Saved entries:

(begin)

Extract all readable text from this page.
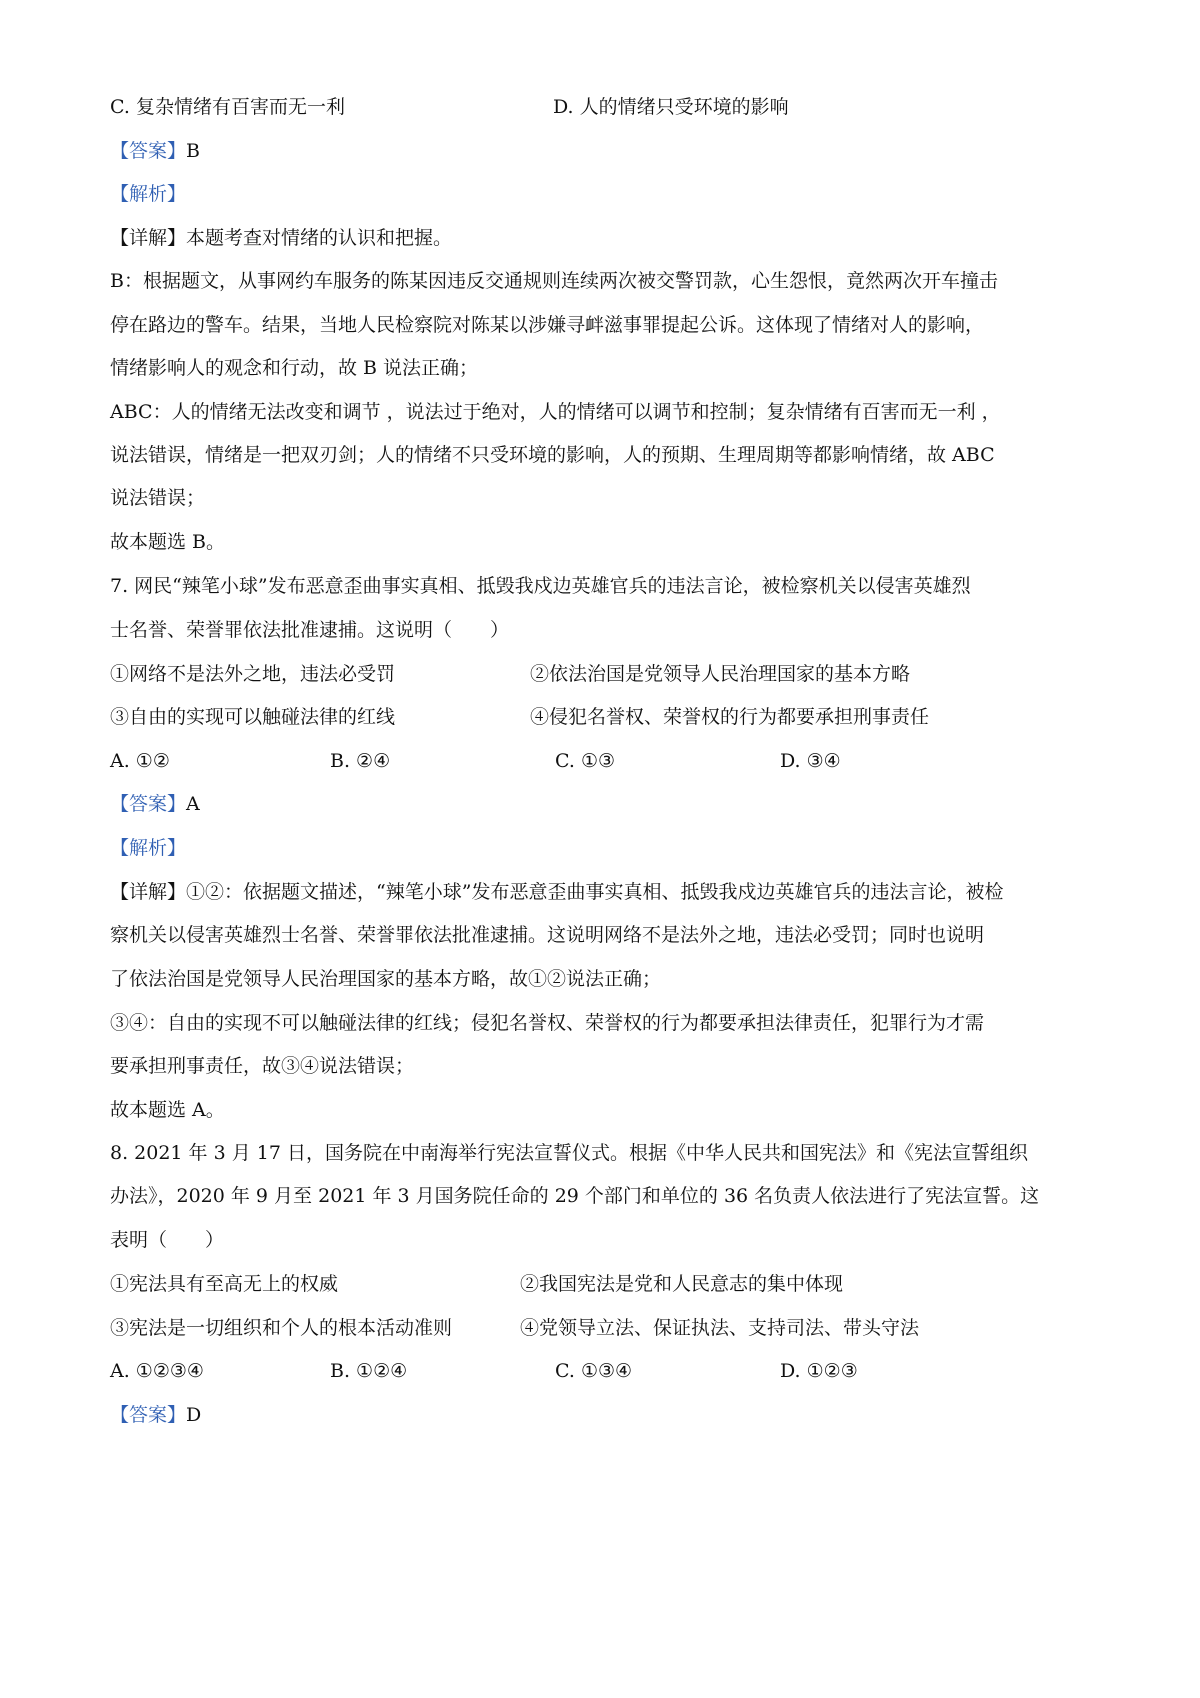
C. 复杂情绪有百害而无一利	D. 人的情绪只受环境的影响
【答案】B
【解析】
【详解】本题考查对情绪的认识和把握。
B：根据题文，从事网约车服务的陈某因违反交通规则连续两次被交警罚款，心生怨恨，竟然两次开车撞击
停在路边的警车。结果，当地人民检察院对陈某以涉嫌寻衅滋事罪提起公诉。这体现了情绪对人的影响，
情绪影响人的观念和行动，故 B 说法正确；
ABC：人的情绪无法改变和调节 ，说法过于绝对，人的情绪可以调节和控制；复杂情绪有百害而无一利 ，
说法错误，情绪是一把双刃剑；人的情绪不只受环境的影响，人的预期、生理周期等都影响情绪，故 ABC
说法错误；
故本题选 B。
7. 网民“辣笔小球”发布恶意歪曲事实真相、抵毁我戍边英雄官兵的违法言论，被检察机关以侵害英雄烈
士名誉、荣誉罪依法批准逮捕。这说明（　　）
①网络不是法外之地，违法必受罚	②依法治国是党领导人民治理国家的基本方略
③自由的实现可以触碰法律的红线	④侵犯名誉权、荣誉权的行为都要承担刑事责任
A. ①②	B. ②④	C. ①③	D. ③④
【答案】A
【解析】
【详解】①②：依据题文描述，“辣笔小球”发布恶意歪曲事实真相、抵毁我戍边英雄官兵的违法言论，被检
察机关以侵害英雄烈士名誉、荣誉罪依法批准逮捕。这说明网络不是法外之地，违法必受罚；同时也说明
了依法治国是党领导人民治理国家的基本方略，故①②说法正确；
③④：自由的实现不可以触碰法律的红线；侵犯名誉权、荣誉权的行为都要承担法律责任，犯罪行为才需
要承担刑事责任，故③④说法错误；
故本题选 A。
8. 2021 年 3 月 17 日，国务院在中南海举行宪法宣誓仪式。根据《中华人民共和国宪法》和《宪法宣誓组织
办法》，2020 年 9 月至 2021 年 3 月国务院任命的 29 个部门和单位的 36 名负责人依法进行了宪法宣誓。这
表明（　　）
①宪法具有至高无上的权威	②我国宪法是党和人民意志的集中体现
③宪法是一切组织和个人的根本活动准则	④党领导立法、保证执法、支持司法、带头守法
A. ①②③④	B. ①②④	C. ①③④	D. ①②③
【答案】D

(end)

The task — Do not include images; quote all of the entries above exactly.

Response for this exercise —
Extract all readable text from this page.
C. 复杂情绪有百害而无一利	D. 人的情绪只受环境的影响
【答案】B
【解析】
【详解】本题考查对情绪的认识和把握。
B：根据题文，从事网约车服务的陈某因违反交通规则连续两次被交警罚款，心生怨恨，竟然两次开车撞击
停在路边的警车。结果，当地人民检察院对陈某以涉嫌寻衅滋事罪提起公诉。这体现了情绪对人的影响，
情绪影响人的观念和行动，故 B 说法正确；
ABC：人的情绪无法改变和调节 ，说法过于绝对，人的情绪可以调节和控制；复杂情绪有百害而无一利 ，
说法错误，情绪是一把双刃剑；人的情绪不只受环境的影响，人的预期、生理周期等都影响情绪，故 ABC
说法错误；
故本题选 B。
7. 网民“辣笔小球”发布恶意歪曲事实真相、抵毁我戍边英雄官兵的违法言论，被检察机关以侵害英雄烈
士名誉、荣誉罪依法批准逮捕。这说明（　　）
①网络不是法外之地，违法必受罚	②依法治国是党领导人民治理国家的基本方略
③自由的实现可以触碰法律的红线	④侵犯名誉权、荣誉权的行为都要承担刑事责任
A. ①②	B. ②④	C. ①③	D. ③④
【答案】A
【解析】
【详解】①②：依据题文描述，“辣笔小球”发布恶意歪曲事实真相、抵毁我戍边英雄官兵的违法言论，被检
察机关以侵害英雄烈士名誉、荣誉罪依法批准逮捕。这说明网络不是法外之地，违法必受罚；同时也说明
了依法治国是党领导人民治理国家的基本方略，故①②说法正确；
③④：自由的实现不可以触碰法律的红线；侵犯名誉权、荣誉权的行为都要承担法律责任，犯罪行为才需
要承担刑事责任，故③④说法错误；
故本题选 A。
8. 2021 年 3 月 17 日，国务院在中南海举行宪法宣誓仪式。根据《中华人民共和国宪法》和《宪法宣誓组织
办法》，2020 年 9 月至 2021 年 3 月国务院任命的 29 个部门和单位的 36 名负责人依法进行了宪法宣誓。这
表明（　　）
①宪法具有至高无上的权威	②我国宪法是党和人民意志的集中体现
③宪法是一切组织和个人的根本活动准则	④党领导立法、保证执法、支持司法、带头守法
A. ①②③④	B. ①②④	C. ①③④	D. ①②③
【答案】D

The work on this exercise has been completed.